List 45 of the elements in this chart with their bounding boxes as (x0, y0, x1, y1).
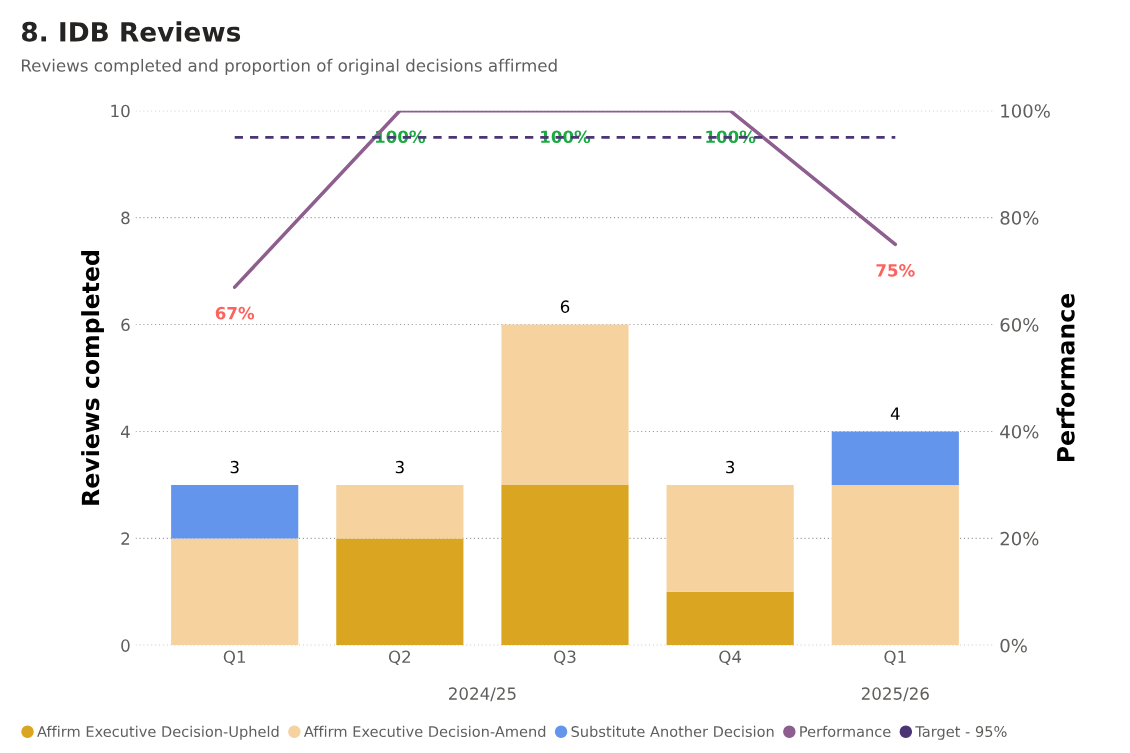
y2-axis-title: Performance (1056, 293, 1075, 462)
y-tick-label: 4 (120, 425, 130, 438)
bar (171, 538, 299, 646)
y-tick-label: 2 (121, 532, 130, 545)
y-tick-label: 0 (121, 639, 130, 652)
total-label: 4 (890, 407, 900, 420)
y2-tick-label: 20% (1000, 531, 1039, 546)
x-tick-label: Q1 (223, 650, 246, 665)
legend-label: Performance (800, 725, 891, 738)
y-tick-label: 10 (111, 104, 130, 118)
y2-tick-label: 60% (1000, 318, 1039, 332)
x-tick-label: Q4 (719, 650, 742, 665)
bar (336, 484, 464, 539)
total-label: 3 (726, 460, 735, 474)
x-tick-label: Q2 (388, 650, 411, 665)
text: 2024/25 (449, 687, 516, 702)
legend-label: Affirm Executive Decision-Upheld (37, 725, 279, 740)
data-label: 67% (215, 306, 255, 320)
y2-tick-label: 100% (1001, 104, 1050, 118)
total-label: 3 (395, 460, 404, 474)
bar (336, 538, 464, 646)
bar (501, 324, 629, 485)
bar (666, 484, 794, 592)
legend-label: Substitute Another Decision (571, 725, 774, 738)
bar (666, 591, 794, 646)
bar (501, 484, 629, 646)
legend-label: Target - 95% (915, 726, 1007, 740)
total-label: 6 (560, 300, 570, 313)
y-axis-title: Reviews completed (81, 251, 104, 505)
x-tick-label: Q3 (554, 650, 576, 665)
y2-tick-label: 40% (1000, 424, 1039, 439)
y2-tick-label: 0% (1000, 638, 1027, 653)
bar (831, 484, 959, 646)
y-tick-label: 8 (121, 211, 130, 225)
data-label: 75% (876, 264, 915, 277)
legend-label: Affirm Executive Decision-Amend (303, 725, 546, 738)
text: 2025/26 (861, 687, 929, 702)
y2-tick-label: 80% (1000, 211, 1039, 225)
total-label: 3 (230, 460, 239, 474)
chart-subtitle: Reviews completed and proportion of original decisions affirmed (21, 58, 557, 75)
chart-title: 8. IDB Reviews (21, 21, 241, 42)
bar (171, 484, 299, 539)
bar (831, 431, 959, 485)
x-tick-label: Q1 (884, 650, 906, 665)
y-tick-label: 6 (121, 318, 130, 332)
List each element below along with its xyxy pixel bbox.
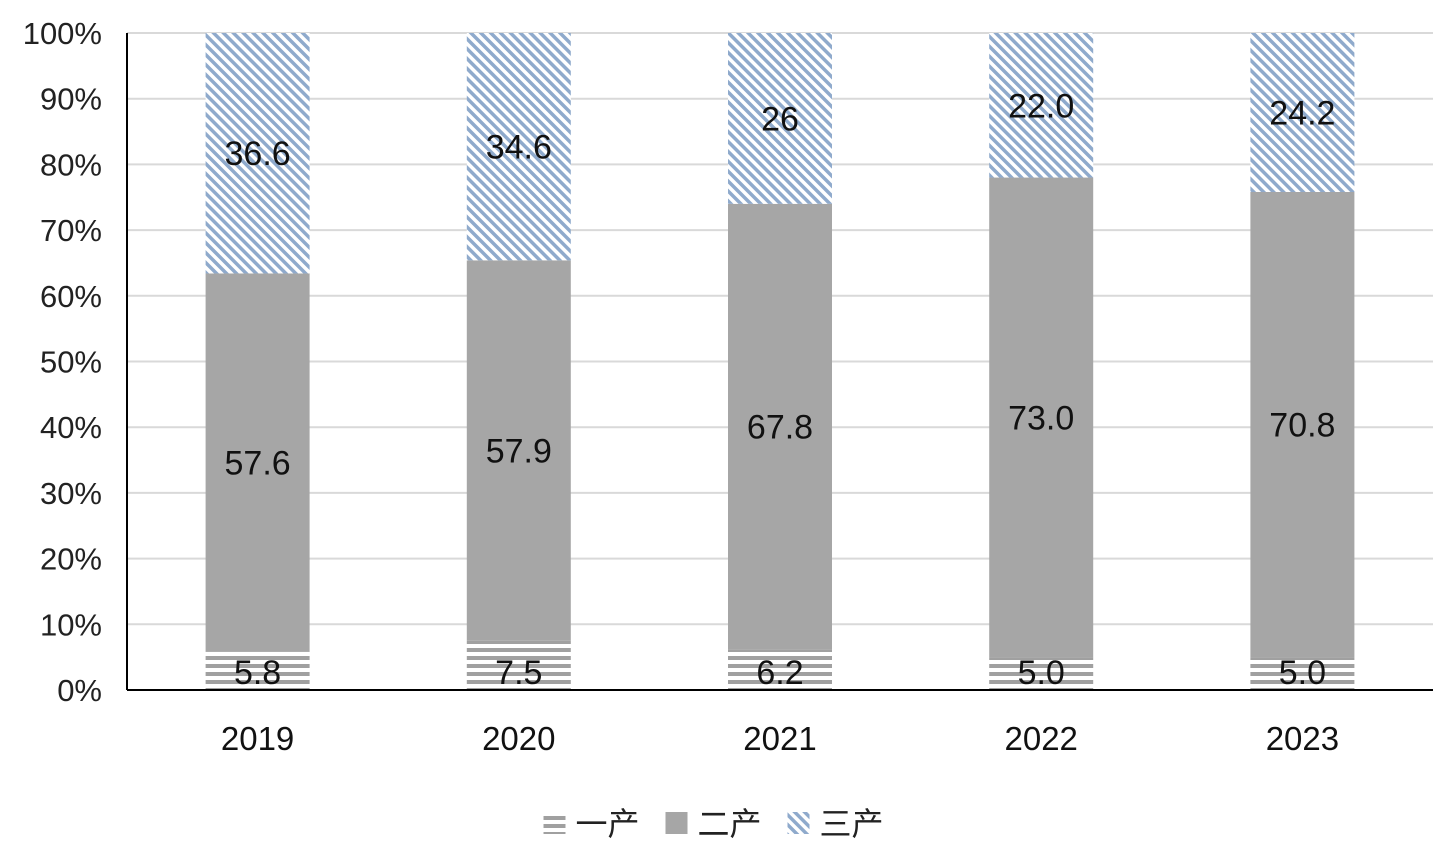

· · · · ·

### To do
Copy out every line of the listing above word for word, and leave out the pictures.

### Exercise result
List 45 of the elements in this chart with their bounding boxes as (x0, y0, x1, y1).
y2-axis-title: Performance (1056, 293, 1075, 462)
y-tick-label: 4 (120, 425, 130, 438)
bar (171, 538, 299, 646)
y-tick-label: 2 (121, 532, 130, 545)
y-tick-label: 0 (121, 639, 130, 652)
total-label: 4 (890, 407, 900, 420)
y2-tick-label: 20% (1000, 531, 1039, 546)
x-tick-label: Q1 (223, 650, 246, 665)
legend-label: Performance (800, 725, 891, 738)
y-tick-label: 10 (111, 104, 130, 118)
y2-tick-label: 60% (1000, 318, 1039, 332)
x-tick-label: Q4 (719, 650, 742, 665)
bar (336, 484, 464, 539)
total-label: 3 (726, 460, 735, 474)
x-tick-label: Q2 (388, 650, 411, 665)
text: 2024/25 (449, 687, 516, 702)
legend-label: Affirm Executive Decision-Upheld (37, 725, 279, 740)
data-label: 67% (215, 306, 255, 320)
y2-tick-label: 100% (1001, 104, 1050, 118)
total-label: 3 (395, 460, 404, 474)
bar (336, 538, 464, 646)
bar (501, 324, 629, 485)
bar (666, 484, 794, 592)
legend-label: Substitute Another Decision (571, 725, 774, 738)
bar (666, 591, 794, 646)
bar (501, 484, 629, 646)
legend-label: Target - 95% (915, 726, 1007, 740)
total-label: 6 (560, 300, 570, 313)
y-axis-title: Reviews completed (81, 251, 104, 505)
x-tick-label: Q3 (554, 650, 576, 665)
y2-tick-label: 40% (1000, 424, 1039, 439)
y2-tick-label: 0% (1000, 638, 1027, 653)
bar (831, 484, 959, 646)
y-tick-label: 8 (121, 211, 130, 225)
data-label: 75% (876, 264, 915, 277)
legend-label: Affirm Executive Decision-Amend (303, 725, 546, 738)
text: 2025/26 (861, 687, 929, 702)
y2-tick-label: 80% (1000, 211, 1039, 225)
total-label: 3 (230, 460, 239, 474)
chart-subtitle: Reviews completed and proportion of original decisions affirmed (21, 58, 557, 75)
chart-title: 8. IDB Reviews (21, 21, 241, 42)
bar (171, 484, 299, 539)
bar (831, 431, 959, 485)
x-tick-label: Q1 (884, 650, 906, 665)
y-tick-label: 6 (121, 318, 130, 332)
List each element below along with its xyxy pixel bbox.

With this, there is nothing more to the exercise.